STATED TASK: In the entries below, can you copy out word for word every line, starting with the line that contains "x-tick-label-b: 0.02 — [1634, 929, 1686, 962]" and going on through the line that contains "data-point-b — [1924, 870, 1944, 889]", both included?

— begin INPUT FOR THIS TASK —

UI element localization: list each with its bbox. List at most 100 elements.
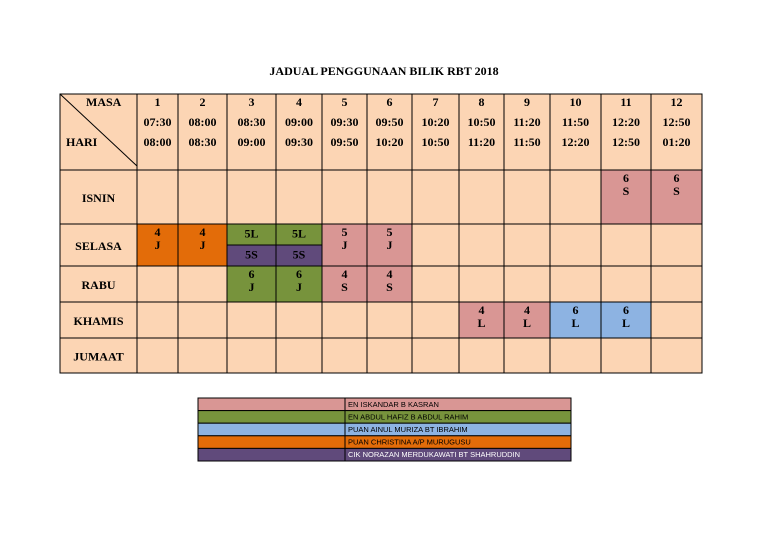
empty-slot [366,169,413,225]
empty-slot [503,223,551,267]
day-label: KHAMIS [73,314,123,328]
period-number: 10 [570,95,582,109]
slot-text: 6 [623,303,629,317]
period-end: 12:50 [612,135,640,149]
period-number: 7 [433,95,439,109]
empty-slot [136,169,179,225]
empty-slot [411,265,460,303]
day-label: SELASA [75,239,122,253]
empty-slot [226,169,277,225]
period-end: 10:20 [376,135,404,149]
title: JADUAL PENGGUNAAN BILIK RBT 2018 [269,64,498,78]
slot-text: L [571,316,579,330]
legend-name: EN ABDUL HAFIZ B ABDUL RAHIM [348,412,468,421]
empty-slot [411,337,460,374]
slot-text: 6 [674,171,680,185]
period-header [136,93,179,171]
slot-text: 5S [293,247,306,261]
legend-swatch [197,435,346,449]
slot [321,265,368,303]
period-number: 9 [524,95,530,109]
period-number: 4 [296,95,302,109]
slot-text: 6 [623,171,629,185]
empty-slot [366,301,413,339]
period-end: 08:00 [144,135,172,149]
legend-swatch [197,397,346,412]
slot-text: S [341,280,348,294]
legend-name-cell [344,447,572,462]
empty-slot [458,265,505,303]
period-end: 12:20 [562,135,590,149]
period-header [458,93,505,171]
slot-text: J [387,238,393,252]
period-header [321,93,368,171]
slot [136,223,179,267]
slot-text: J [342,238,348,252]
legend-swatch [197,447,346,462]
slot-text: 4 [479,303,485,317]
empty-slot [226,337,277,374]
period-end: 01:20 [663,135,691,149]
empty-slot [321,169,368,225]
empty-slot [600,337,652,374]
period-number: 3 [249,95,255,109]
period-start: 07:30 [144,115,172,129]
legend-swatch [197,410,346,424]
period-start: 11:20 [513,115,540,129]
empty-slot [458,169,505,225]
legend-name: PUAN AINUL MURIZA BT IBRAHIM [348,425,468,434]
slot-text: J [296,280,302,294]
period-number: 12 [671,95,683,109]
period-header [650,93,703,171]
empty-slot [411,223,460,267]
empty-slot [226,301,277,339]
slot-text: 4 [524,303,530,317]
period-start: 09:30 [331,115,359,129]
empty-slot [275,301,323,339]
slot-text: J [200,238,206,252]
period-start: 10:20 [422,115,450,129]
period-end: 09:50 [331,135,359,149]
slot-text: 5S [245,247,258,261]
slot-text: 6 [249,267,255,281]
slot-text: 5L [292,226,306,240]
empty-slot [177,169,228,225]
period-number: 8 [479,95,485,109]
slot-text: J [155,238,161,252]
empty-slot [503,265,551,303]
empty-slot [411,301,460,339]
empty-slot [458,223,505,267]
day-label: RABU [81,278,115,292]
slot-text: 4 [387,267,393,281]
empty-slot [275,337,323,374]
empty-slot [275,169,323,225]
slot [600,169,652,225]
empty-slot [549,223,602,267]
slot-text: L [477,316,485,330]
empty-slot [458,337,505,374]
period-end: 09:30 [285,135,313,149]
slot-text: S [673,184,680,198]
empty-slot [549,337,602,374]
period-start: 08:30 [238,115,266,129]
empty-slot [136,265,179,303]
period-start: 08:00 [189,115,217,129]
period-start: 09:50 [376,115,404,129]
empty-slot [549,265,602,303]
day-label: ISNIN [82,191,116,205]
slot [458,301,505,339]
period-end: 11:50 [513,135,540,149]
period-start: 12:50 [663,115,691,129]
slot-text: 4 [155,225,161,239]
slot-text: 6 [573,303,579,317]
empty-slot [177,337,228,374]
legend-name: EN ISKANDAR B KASRAN [348,400,439,409]
empty-slot [136,301,179,339]
empty-slot [503,169,551,225]
slot-text: 4 [200,225,206,239]
slot [177,223,228,267]
empty-slot [600,223,652,267]
empty-slot [549,169,602,225]
period-header [503,93,551,171]
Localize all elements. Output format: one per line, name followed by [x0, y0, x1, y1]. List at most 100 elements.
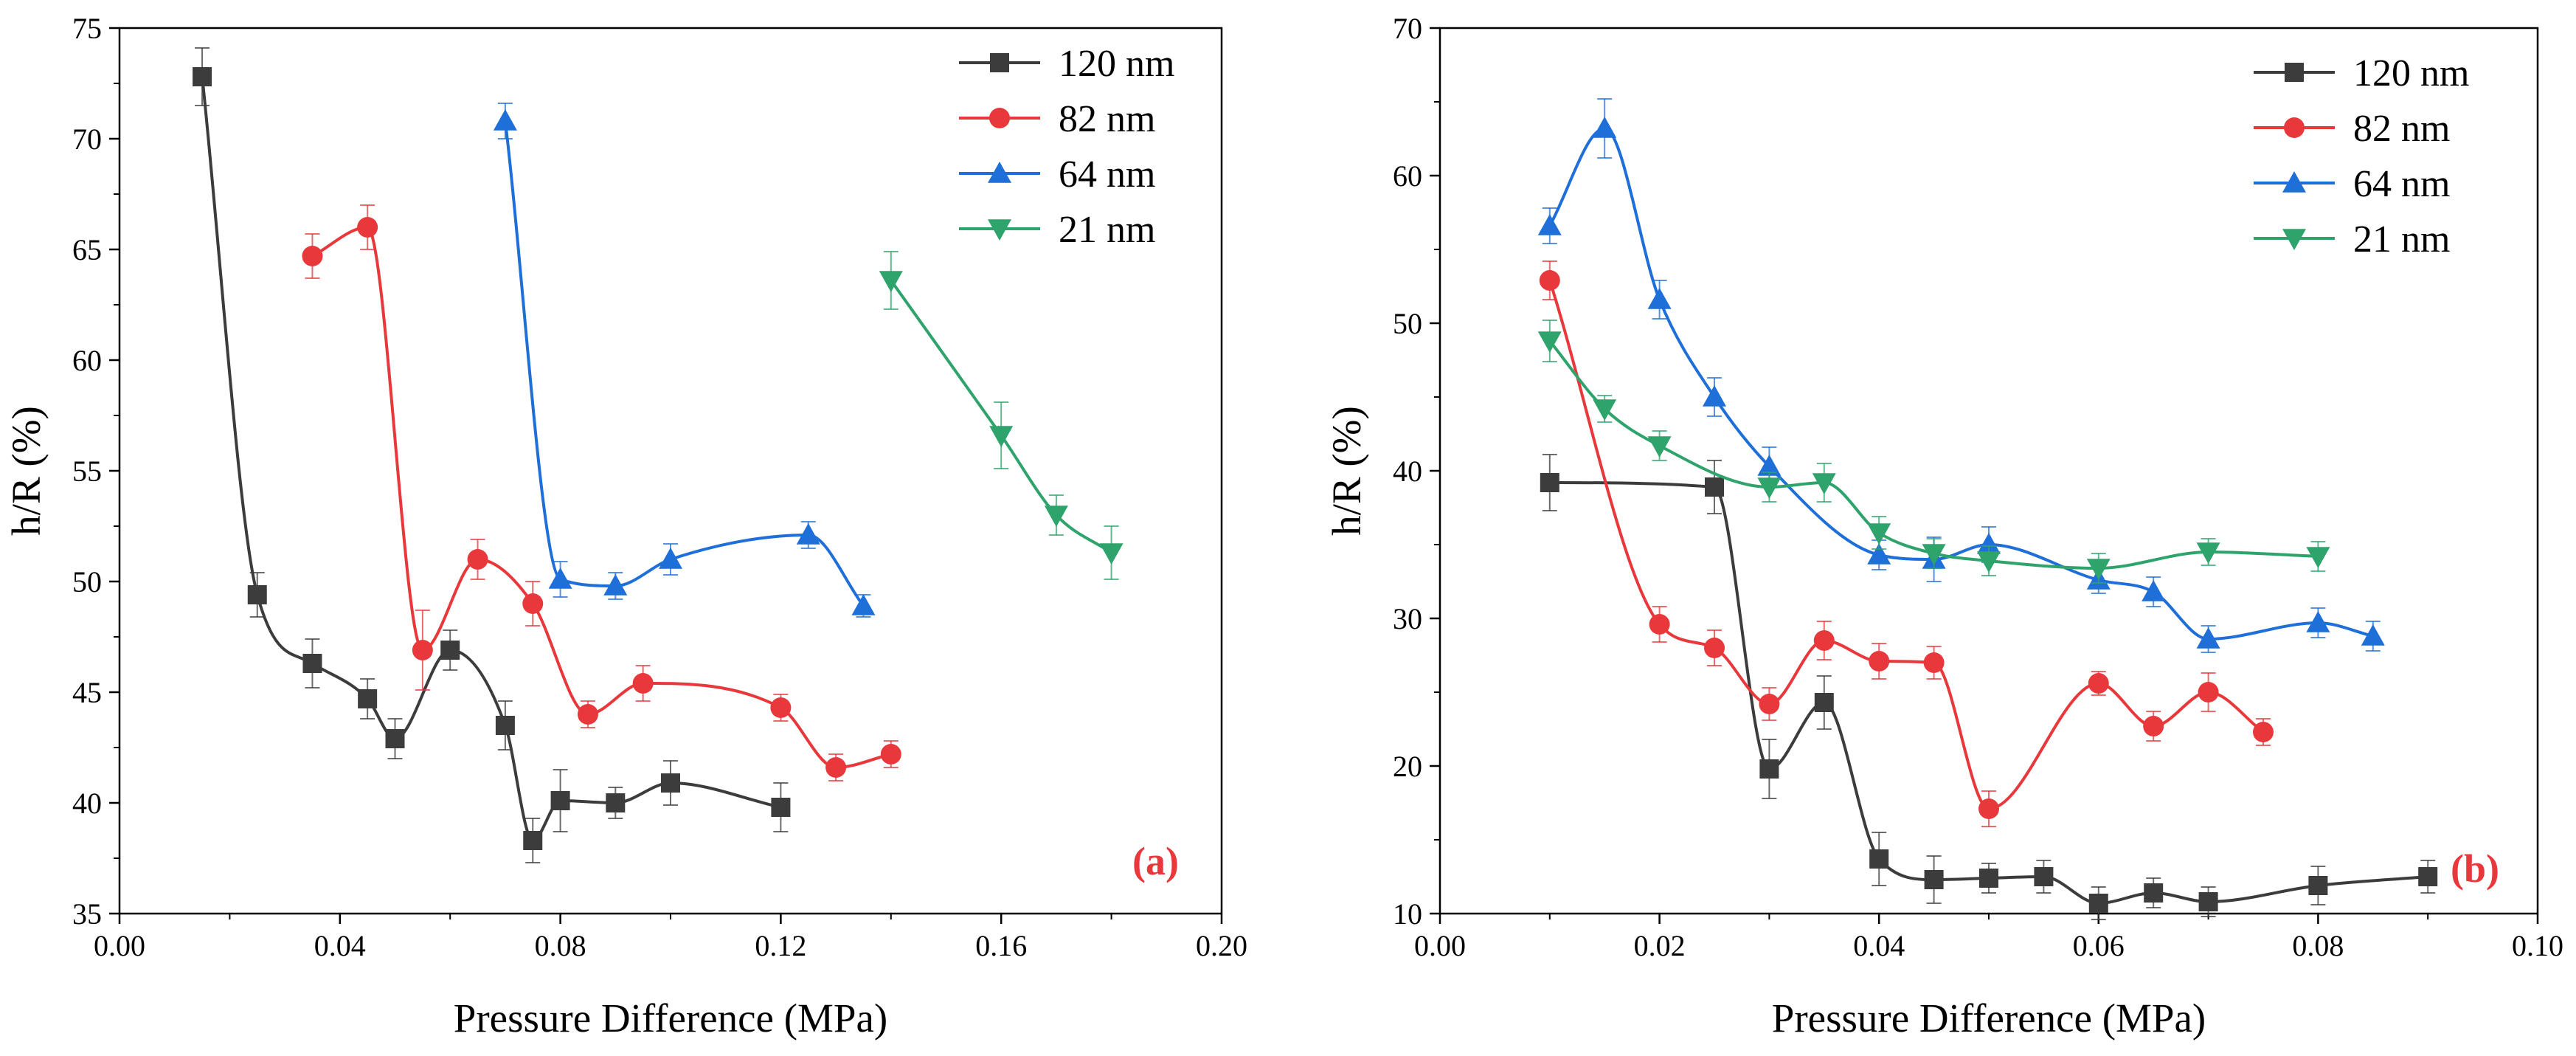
x-tick-label-b: 0.02 — [1634, 929, 1686, 962]
panel-label-a: (a) — [1132, 839, 1179, 883]
y-tick-label-a: 65 — [72, 233, 102, 266]
legend-marker-b — [2282, 229, 2306, 250]
data-point-a — [770, 697, 792, 718]
legend-label-a: 82 nm — [1059, 98, 1155, 140]
data-point-a — [880, 744, 901, 765]
x-tick-label-a: 0.12 — [755, 929, 806, 962]
legend-marker-b — [2282, 171, 2306, 193]
data-point-b — [1539, 270, 1560, 291]
data-point-b — [1867, 543, 1891, 565]
legend-label-b: 21 nm — [2353, 218, 2450, 260]
series-64-nm-a — [493, 103, 876, 618]
data-point-b — [1593, 117, 1617, 138]
legend-label-a: 64 nm — [1059, 153, 1155, 196]
data-point-b — [1924, 870, 1944, 889]
y-tick-label-b: 50 — [1393, 307, 1422, 340]
data-point-b — [2198, 892, 2218, 911]
data-point-a — [1044, 505, 1068, 527]
y-tick-label-a: 60 — [72, 344, 102, 377]
data-point-b — [1703, 385, 1726, 407]
data-point-a — [548, 567, 572, 589]
data-point-a — [412, 640, 433, 660]
legend-label-a: 21 nm — [1059, 209, 1155, 251]
data-point-b — [2306, 611, 2330, 632]
data-point-b — [2306, 547, 2330, 568]
data-point-b — [1977, 551, 2001, 573]
series-line-a — [890, 279, 1112, 554]
data-point-b — [1977, 533, 2001, 554]
data-point-a — [603, 574, 628, 596]
x-tick-label-a: 0.08 — [535, 929, 586, 962]
data-point-b — [1813, 630, 1835, 651]
data-point-a — [989, 426, 1014, 447]
series-64-nm-b — [1537, 98, 2385, 653]
x-tick-label-b: 0.04 — [1853, 929, 1905, 962]
data-point-b — [1922, 544, 1946, 565]
data-point-a — [302, 246, 323, 266]
data-point-b — [2144, 883, 2164, 903]
data-point-a — [796, 523, 820, 545]
x-tick-label-a: 0.20 — [1196, 929, 1247, 962]
data-point-b — [1869, 849, 1889, 869]
legend-label-b: 82 nm — [2353, 108, 2450, 150]
legend-marker-b — [2284, 117, 2305, 138]
data-point-b — [2142, 580, 2166, 601]
data-point-b — [2143, 716, 2164, 736]
series-82-nm-a — [302, 204, 901, 781]
x-tick-label-b: 0.00 — [1414, 929, 1466, 962]
chart-a: 0.00 0.04 0.08 0.12 0.16 0.20 35 40 45 50 55 60 65 70… — [4, 12, 1247, 1041]
data-point-b — [1757, 477, 1782, 499]
legend-marker-a — [990, 53, 1009, 72]
y-tick-label-a: 35 — [72, 897, 102, 931]
data-point-b — [2086, 559, 2111, 580]
data-point-a — [606, 793, 626, 812]
data-point-b — [1593, 399, 1617, 421]
data-point-a — [659, 548, 682, 569]
y-tick-label-b: 70 — [1393, 12, 1422, 45]
y-tick-label-a: 40 — [72, 787, 102, 820]
y-axis-title-a: h/R (%) — [4, 406, 49, 536]
data-point-a — [661, 773, 680, 793]
y-tick-label-b: 20 — [1393, 750, 1422, 783]
data-point-b — [1979, 869, 1998, 888]
data-point-b — [1978, 798, 1999, 819]
data-point-a — [879, 271, 903, 292]
legend-marker-a — [989, 108, 1010, 128]
data-point-b — [2198, 682, 2219, 703]
data-point-b — [2308, 876, 2328, 895]
legend-marker-a — [988, 219, 1011, 241]
data-point-b — [1757, 455, 1782, 476]
data-point-b — [1759, 759, 1779, 779]
data-point-b — [2034, 867, 2054, 886]
series-line-b — [1548, 339, 2319, 570]
y-tick-label-a: 75 — [72, 12, 102, 45]
data-point-a — [385, 729, 405, 748]
data-point-b — [2418, 867, 2438, 886]
data-point-b — [1647, 436, 1672, 458]
data-point-b — [1923, 652, 1945, 673]
legend-marker-b — [2285, 63, 2304, 82]
data-point-b — [1537, 331, 1562, 353]
y-tick-label-a: 55 — [72, 455, 102, 488]
legend-label-b: 120 nm — [2353, 52, 2469, 94]
series-21-nm-a — [879, 251, 1123, 580]
series-line-a — [201, 76, 781, 843]
x-tick-label-b: 0.10 — [2512, 929, 2563, 962]
y-tick-label-a: 45 — [72, 676, 102, 709]
data-point-a — [193, 67, 212, 86]
x-tick-label-b: 0.06 — [2073, 929, 2125, 962]
series-line-a — [311, 225, 892, 770]
series-120-nm-a — [193, 47, 791, 863]
data-point-a — [495, 716, 515, 735]
data-point-b — [1649, 614, 1670, 635]
data-point-a — [493, 109, 517, 131]
y-tick-label-a: 70 — [72, 122, 102, 156]
x-tick-label-a: 0.00 — [94, 929, 145, 962]
data-point-b — [2253, 722, 2274, 742]
data-point-a — [522, 593, 544, 614]
y-axis-title-b: h/R (%) — [1324, 406, 1369, 536]
data-point-b — [1812, 473, 1836, 494]
series-120-nm-b — [1540, 454, 2438, 920]
data-point-b — [1540, 473, 1559, 492]
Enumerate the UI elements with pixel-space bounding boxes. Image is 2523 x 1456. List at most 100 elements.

— end INPUT FOR THIS TASK —

WRITTEN ANSWER:
x-tick-label-b: 0.02 — [1634, 929, 1686, 962]
panel-label-a: (a) — [1132, 839, 1179, 883]
y-tick-label-a: 65 — [72, 233, 102, 266]
legend-marker-b — [2282, 229, 2306, 250]
data-point-a — [770, 697, 792, 718]
legend-label-a: 82 nm — [1059, 98, 1155, 140]
data-point-a — [880, 744, 901, 765]
x-tick-label-a: 0.12 — [755, 929, 806, 962]
legend-marker-b — [2282, 171, 2306, 193]
data-point-b — [1539, 270, 1560, 291]
data-point-b — [1867, 543, 1891, 565]
legend-label-b: 21 nm — [2353, 218, 2450, 260]
series-64-nm-a — [493, 103, 876, 618]
data-point-b — [1593, 117, 1617, 138]
legend-label-a: 64 nm — [1059, 153, 1155, 196]
data-point-b — [1924, 870, 1944, 889]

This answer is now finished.